Problem requirements:
Gather up the lines that contain "πίνακα".

[Data entries]
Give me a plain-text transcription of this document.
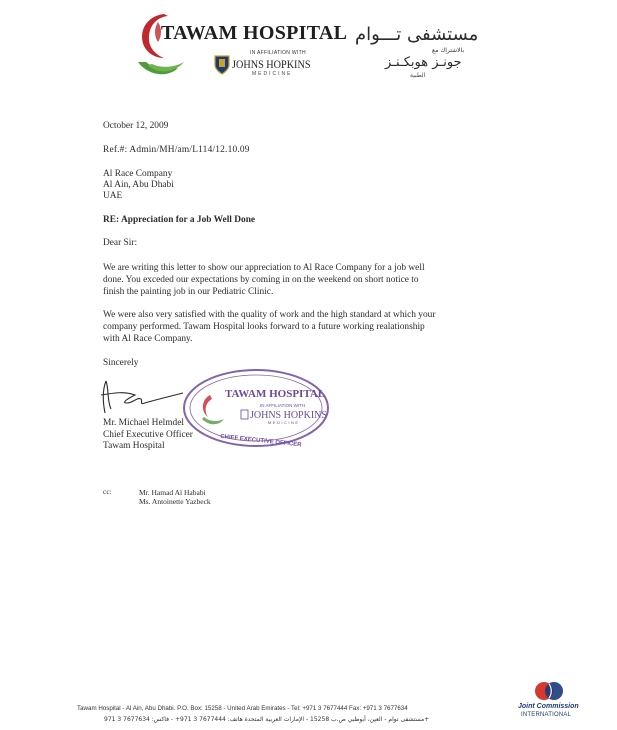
TAWAM HOSPITAL
IN AFFILIATION WITH
JOHNS HOPKINS
MEDICINE
مستشفى تـــوام
بالاشتراك مع
جونـز هوبكـنـز
الطبية
October 12, 2009
Ref.#: Admin/MH/am/L114/12.10.09
Al Race Company
Al Ain, Abu Dhabi
UAE
RE: Appreciation for a Job Well Done
Dear Sir:
We are writing this letter to show our appreciation to Al Race Company for a job well
done. You exceded our expectations by coming in on the weekend on short notice to
finish the painting job in our Pediatric Clinic.
We were also very satisfied with the quality of work and the high standard at which your
company performed. Tawam Hospital looks forward to a future working realationship
with Al Race Company.
Sincerely
TAWAM HOSPITAL
IN AFFILIATION WITH
JOHNS HOPKINS
MEDICINE
CHIEF EXECUTIVE OFFICER
Mr. Michael Helmdel
Chief Executive Officer
Tawam Hospital
cc:	Mr. Hamad Al Hababi
Ms. Antoinette Yazbeck
Tawam Hospital - Al Ain, Abu Dhabi. P.O. Box: 15258 - United Arab Emirates - Tel: +971 3 7677444 Fax: +971 3 7677634
مستشفى توام - العين، أبوظبي ص.ب 15258 - الإمارات العربية المتحدة هاتف: 7677444 3 971+ - فاكس: 7677634 3 971+
Joint Commission
INTERNATIONAL
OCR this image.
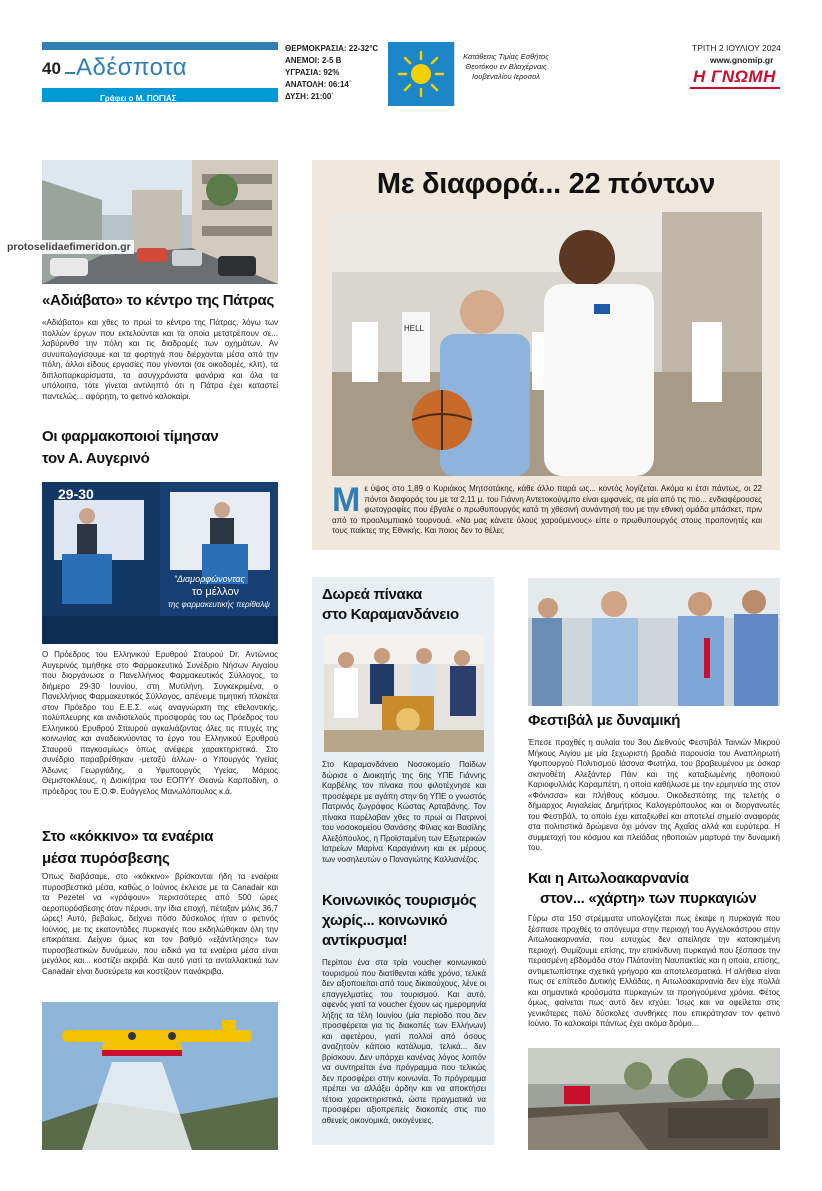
40 Αδέσποτα
Γράφει ο Μ. ΠΟΓΙΑΣ
ΘΕΡΜΟΚΡΑΣΙΑ: 22-32°C
ΑΝΕΜΟΙ: 2-5 Β
ΥΓΡΑΣΙΑ: 92%
ΑΝΑΤΟΛΗ: 06:14΄
ΔΥΣΗ: 21:00΄
Κατάθεσις Τιμίας Εσθήτος Θεοτόκου εν Βλαχέρναις Ιουβεναλίου Ιεροσολ
ΤΡΙΤΗ 2 ΙΟΥΛΙΟΥ 2024
www.gnomip.gr
Η ΓΝΩΜΗ
protoselidaefimeridon.gr
«Αδιάβατο» το κέντρο της Πάτρας
«Αδιάβατο» και χθες το πρωί το κέντρο της Πάτρας, λόγω των πολλών έργων που εκτελούνται και τα οποία μετατρέπουν σε... λαβύρινθο την πόλη και τις διαδρομές των οχημάτων. Αν συνυπολογίσουμε και τα φορτηγά που διέρχονται μέσα από την πόλη, άλλοι είδους εργασίες που γίνονται (σε οικοδομές, κλπ), τα διπλοπαρκαρίσματα, τα ασυγχρόνιστα φανάρια και όλα τα υπόλοιπα, τότε γίνεται αντιληπτό ότι η Πάτρα έχει καταστεί παντελώς... αφόρητη, το φετινό καλοκαίρι.
Οι φαρμακοποιοί τίμησαν
τον Α. Αυγερινό
29-30
“Διαμορφώνοντας
το μέλλον
της φαρμακευτικής περίθαλψ
Ο Πρόεδρος του Ελληνικού Ερυθρού Σταυρού Dr. Αντώνιος Αυγερινός τιμήθηκε στο Φαρμακευτικό Συνέδριο Νήσων Αιγαίου που διοργάνωσε ο Πανελλήνιος Φαρμακευτικός Σύλλογος, το διήμερο 29-30 Ιουνίου, στη Μυτιλήνη. Συγκεκριμένα, ο Πανελλήνιος Φαρμακευτικός Σύλλογος, απένειμε τιμητική πλακέτα στον Πρόεδρο του Ε.Ε.Σ. «ως αναγνώριση της εθελοντικής, πολύπλευρης και ανιδιοτελούς προσφοράς του ως Πρόεδρος του Ελληνικού Ερυθρού Σταυρού αγκαλιάζοντας όλες τις πτυχές της κοινωνίας και αναδεικνύοντας το έργο του Ελληνικού Ερυθρού Σταυρού παγκοσμίως» όπως ανέφερε χαρακτηριστικά. Στο συνέδριο παραβρέθηκαν -μεταξύ άλλων- ο Υπουργός Υγείας Άδωνις Γεωργιάδης, ο Υφυπουργός Υγείας, Μάριος Θεμιστοκλέους, η Διοικήτρια του ΕΟΠΥΥ Θεανώ Καρποδίνη, ο πρόεδρος του Ε.Ο.Φ. Ευάγγελος Μανωλόπουλος κ.ά.
Στο «κόκκινο» τα εναέρια
μέσα πυρόσβεσης
Όπως διαβάσαμε, στο «κόκκινο» βρίσκονται ήδη τα εναέρια πυροσβεστικά μέσα, καθώς ο Ιούνιος έκλεισε με τα Canadair και τα Pezetel να «γράφουν» περισσότερες από 500 ώρες αεροπυρόσβεσης όταν πέρυσι, την ίδια εποχή, πέταξαν μόλις 36,7 ώρες! Αυτό, βεβαίως, δείχνει πόσο δύσκολος ήταν ο φετινός Ιούνιος, με τις εκατοντάδες πυρκαγιές που εκδηλώθηκαν όλη την επικράτεια. Δείχνει όμως και τον βαθμό «εξάντλησης» των πυροσβεστικών δυνάμεων, που ειδικά για τα εναέρια μέσα είναι μεγάλος και... κοστίζει ακριβά. Και αυτό γιατί τα ανταλλακτικά των Canadair είναι δυσεύρετα και κοστίζουν πανάκριβα.
Με διαφορά... 22 πόντων
HELL
Μ ε ύψος στο 1,89 ο Κυριάκος Μητσοτάκης, κάθε άλλο παρά ως... κοντός λογίζεται. Ακόμα κι έτσι πάντως, οι 22 πόντοι διαφοράς του με τα 2,11 μ. του Γιάννη Αντετοκούνμπο είναι εμφανείς, σε μία από τις πιο... ενδιαφέρουσες φωτογραφίες που έβγαλε ο πρωθυπουργός κατά τη χθεσινή συνάντησή του με την εθνική ομάδα μπάσκετ, πριν από το προολυμπιακό τουρνουά. «Να μας κάνετε όλους χαρούμενους» είπε ο πρωθυπουργός στους προπονητές και τους παίκτες της Εθνικής. Και ποιος δεν το θέλει;
Δωρεά πίνακα
στο Καραμανδάνειο
Στο Καραμανδάνειο Νοσοκομείο Παίδων δώρισε ο Διοικητής της 6ης ΥΠΕ Γιάννης Καρβέλης τον πίνακα που φιλοτέχνησε και προσέφερε με αγάπη στην 6η ΥΠΕ ο γνωστός Πατρινός ζωγράφος Κώστας Αρταβάνης. Τον πίνακα παρέλαβαν χθες το πρωί οι Πατρινοί του νοσοκομείου Θανάσης Φίλιας και Βασίλης Αλεξόπουλος, η Προϊσταμένη των Εξωτερικών Ιατρείων Μαρίνα Καραγιάννη και εκ μέρους των νοσηλευτών ο Παναγιώτης Καλλιανέζος.
Κοινωνικός τουρισμός
χωρίς... κοινωνικό
αντίκρυσμα!
Περίπου ένα στα τρία voucher κοινωνικού τουρισμού που διατίθενται κάθε χρόνο, τελικά δεν αξιοποιείται από τους δικαιούχους, λένε οι επαγγελματίες του τουρισμού. Και αυτό, αφενός γιατί τα voucher έχουν ως ημερομηνία λήξης τα τέλη Ιουνίου (μία περίοδο που δεν προσφέρεται για τις διακοπές των Ελλήνων) και αφετέρου, γιατί πολλοί από όσους αναζητούν κάποιο κατάλυμα, τελικά... δεν βρίσκουν. Δεν υπάρχει κανένας λόγος λοιπόν να συντηρείται ένα πρόγραμμα που τελικώς δεν προσφέρει στην κοινωνία. Το πρόγραμμα πρέπει να αλλάξει άρδην και να αποκτήσει τέτοια χαρακτηριστικά, ώστε πραγματικά να προσφέρει αξιοπρεπείς διακοπές στις πιο αθενείς οικονομικά, οικογένειες.
Φεστιβάλ με δυναμική
Έπεσε προχθές η αυλαία του 3ου Διεθνούς Φεστιβάλ Ταινιών Μικρού Μήκους Αιγίου με μία ξεχωριστή βραδιά παρουσία του Αναπληρωτή Υφυπουργού Πολιτισμού Ιάσονα Φωτήλα, του βραβευμένου με όσκαρ σκηνοθέτη Αλεξάντερ Πάιν και της καταξιωμένης ηθοποιού Καριοφυλλιάς Καραμπέτη, η οποία καθήλωσε με την ερμηνεία της στον «Φόνισσα» και πλήθους κόσμου. Οικοδεσπότης της τελετής ο δήμαρχος Αιγιαλείας Δημήτριος Καλογερόπουλος και οι διοργανωτές του Φεστιβάλ, το οποίο έχει καταξιωθεί και αποτελεί σημείο αναφοράς στα πολιτιστικά δρώμενα όχι μόνον της Αχαΐας αλλά και ευρύτερα. Η συμμετοχή του κόσμου και πλειάδας ηθοποιών μαρτυρά την δυναμική του.
Και η Αιτωλοακαρνανία
στον... «χάρτη» των πυρκαγιών
Γύρω στα 150 στρέμματα υπολογίζεται πως έκαψε η πυρκαγιά που ξέσπασε προχθές το απόγευμα στην περιοχή του Αγγελοκάστρου στην Αιτωλοακαρνανία, που ευτυχώς δεν απείλησε την κατοικημένη περιοχή. Θυμίζουμε επίσης, την επικίνδυνη πυρκαγιά που ξέσπασε την περασμένη εβδομάδα στον Πλάτανίτη Ναυπακτίας και η οποία, επίσης, αντιμετωπίστηκε σχετικά γρήγορα και αποτελεσματικά. Η αλήθεια είναι πως σε επίπεδο Δυτικής Ελλάδας, η Αιτωλοακαρνανία δεν είχε πολλά και σημαντικά κρούσματα πυρκαγιών τα προηγούμενα χρόνια. Φέτος όμως, φαίνεται πως αυτό δεν ισχύει. Ίσως και να οφείλεται στις γενικότερες πολύ δύσκολες συνθήκες που επικράτησαν τον φετινό Ιούνιο. Το καλοκαίρι πάντως έχει ακόμα δρόμο...
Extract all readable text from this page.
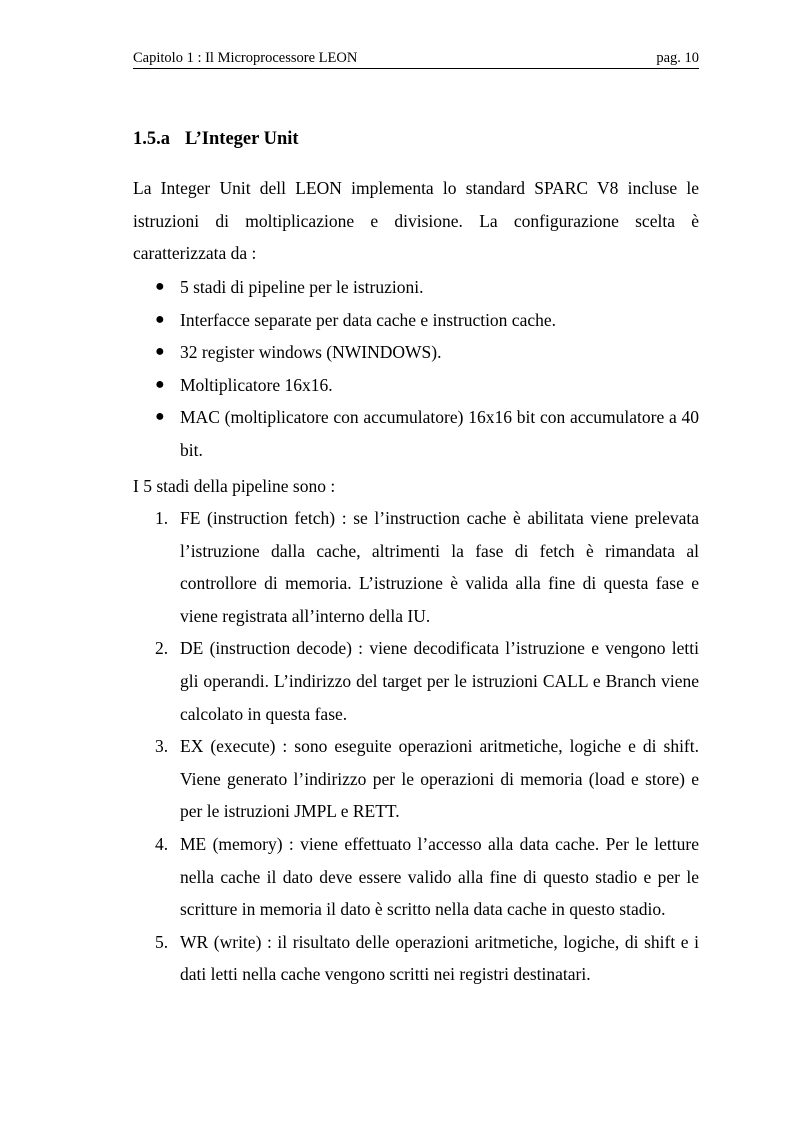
Capitolo 1 : Il Microprocessore LEON	pag. 10
1.5.a L’Integer Unit

La Integer Unit dell LEON implementa lo standard SPARC V8 incluse le istruzioni di moltiplicazione e divisione. La configurazione scelta è caratterizzata da :

● 5 stadi di pipeline per le istruzioni.
● Interfacce separate per data cache e instruction cache.
● 32 register windows (NWINDOWS).
● Moltiplicatore 16x16.
● MAC (moltiplicatore con accumulatore) 16x16 bit con accumulatore a 40 bit.

I 5 stadi della pipeline sono :

1. FE (instruction fetch) : se l’instruction cache è abilitata viene prelevata l’istruzione dalla cache, altrimenti la fase di fetch è rimandata al controllore di memoria. L’istruzione è valida alla fine di questa fase e viene registrata all’interno della IU.
2. DE (instruction decode) : viene decodificata l’istruzione e vengono letti gli operandi. L’indirizzo del target per le istruzioni CALL e Branch viene calcolato in questa fase.
3. EX (execute) : sono eseguite operazioni aritmetiche, logiche e di shift. Viene generato l’indirizzo per le operazioni di memoria (load e store) e per le istruzioni JMPL e RETT.
4. ME (memory) : viene effettuato l’accesso alla data cache. Per le letture nella cache il dato deve essere valido alla fine di questo stadio e per le scritture in memoria il dato è scritto nella data cache in questo stadio.
5. WR (write) : il risultato delle operazioni aritmetiche, logiche, di shift e i dati letti nella cache vengono scritti nei registri destinatari.
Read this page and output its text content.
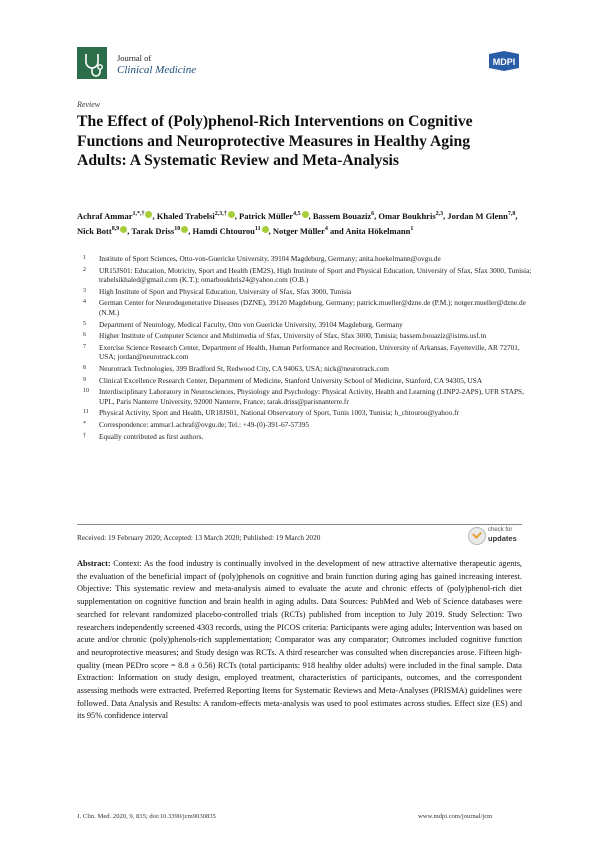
Journal of
Clinical Medicine
MDPI
Review
The Effect of (Poly)phenol-Rich Interventions on Cognitive Functions and Neuroprotective Measures in Healthy Aging Adults: A Systematic Review and Meta-Analysis
Achraf Ammar$^{1,*,\dagger}$ , Khaled Trabelsi$^{2,3,\dagger}$ , Patrick Müller$^{4,5}$ , Bassem Bouaziz$^6$, Omar Boukhris$^{2,3}$, Jordan M Glenn$^{7,8}$, Nick Bott$^{8,9}$ , Tarak Driss$^{10}$ , Hamdi Chtourou$^{11}$ , Notger Müller$^4$ and Anita Hökelmann$^1$
1 Institute of Sport Sciences, Otto-von-Guericke University, 39104 Magdeburg, Germany; anita.hoekelmann@ovgu.de
2 UR15JS01: Education, Motricity, Sport and Health (EM2S), High Institute of Sport and Physical Education, University of Sfax, Sfax 3000, Tunisia; trabelsikhaled@gmail.com (K.T.); omarboukhris24@yahoo.com (O.B.)
3 High Institute of Sport and Physical Education, University of Sfax, Sfax 3000, Tunisia
4 German Center for Neurodegenerative Diseases (DZNE), 39120 Magdeburg, Germany; patrick.mueller@dzne.de (P.M.); notger.mueller@dzne.de (N.M.)
5 Department of Neurology, Medical Faculty, Otto von Guericke University, 39104 Magdeburg, Germany
6 Higher Institute of Computer Science and Multimedia of Sfax, University of Sfax, Sfax 3000, Tunisia; bassem.bouaziz@isims.usf.tn
7 Exercise Science Research Center, Department of Health, Human Performance and Recreation, University of Arkansas, Fayetteville, AR 72701, USA; jordan@neurotrack.com
8 Neurotrack Technologies, 399 Bradford St, Redwood City, CA 94063, USA; nick@neurotrack.com
9 Clinical Excellence Research Center, Department of Medicine, Stanford University School of Medicine, Stanford, CA 94305, USA
10 Interdisciplinary Laboratory in Neurosciences, Physiology and Psychology: Physical Activity, Health and Learning (LINP2-2APS), UFR STAPS, UPL, Paris Nanterre University, 92000 Nanterre, France; tarak.driss@parisnanterre.fr
11 Physical Activity, Sport and Health, UR18JS01, National Observatory of Sport, Tunis 1003, Tunisia; h_chtourou@yahoo.fr
* Correspondence: ammar1.achraf@ovgu.de; Tel.: +49-(0)-391-67-57395
† Equally contributed as first authors.
Received: 19 February 2020; Accepted: 13 March 2020; Published: 19 March 2020
check for
updates
Abstract: Context: As the food industry is continually involved in the development of new attractive alternative therapeutic agents, the evaluation of the beneficial impact of (poly)phenols on cognitive and brain function during aging has gained increasing interest. Objective: This systematic review and meta-analysis aimed to evaluate the acute and chronic effects of (poly)phenol-rich diet supplementation on cognitive function and brain health in aging adults. Data Sources: PubMed and Web of Science databases were searched for relevant randomized placebo-controlled trials (RCTs) published from inception to July 2019. Study Selection: Two researchers independently screened 4303 records, using the PICOS criteria: Participants were aging adults; Intervention was based on acute and/or chronic (poly)phenols-rich supplementation; Comparator was any comparator; Outcomes included cognitive function and neuroprotective measures; and Study design was RCTs. A third researcher was consulted when discrepancies arose. Fifteen high-quality (mean PEDro score = 8.8 ± 0.56) RCTs (total participants: 918 healthy older adults) were included in the final sample. Data Extraction: Information on study design, employed treatment, characteristics of participants, outcomes, and the correspondent assessing methods were extracted. Preferred Reporting Items for Systematic Reviews and Meta-Analyses (PRISMA) guidelines were followed. Data Analysis and Results: A random-effects meta-analysis was used to pool estimates across studies. Effect size (ES) and its 95% confidence interval
J. Clin. Med. 2020, 9, 835; doi:10.3390/jcm9030835	www.mdpi.com/journal/jcm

Finished exercise:
Δωρεά πίνακα
Στο Καραμανδάνειο Νοσοκομείο Παίδων δώρισε ο Διοικητής της 6ης ΥΠΕ Γιάννης Καρβέλης τον πίνακα που φιλοτέχνησε και προσέφερε με αγάπη στην 6η ΥΠΕ ο γνωστός Πατρινός ζωγράφος Κώστας Αρταβάνης. Τον πίνακα παρέλαβαν χθες το πρωί οι Πατρινοί του νοσοκομείου Θανάσης Φίλιας και Βασίλης Αλεξόπουλος, η Προϊσταμένη των Εξωτερικών Ιατρείων Μαρίνα Καραγιάννη και εκ μέρους των νοσηλευτών ο Παναγιώτης Καλλιανέζος.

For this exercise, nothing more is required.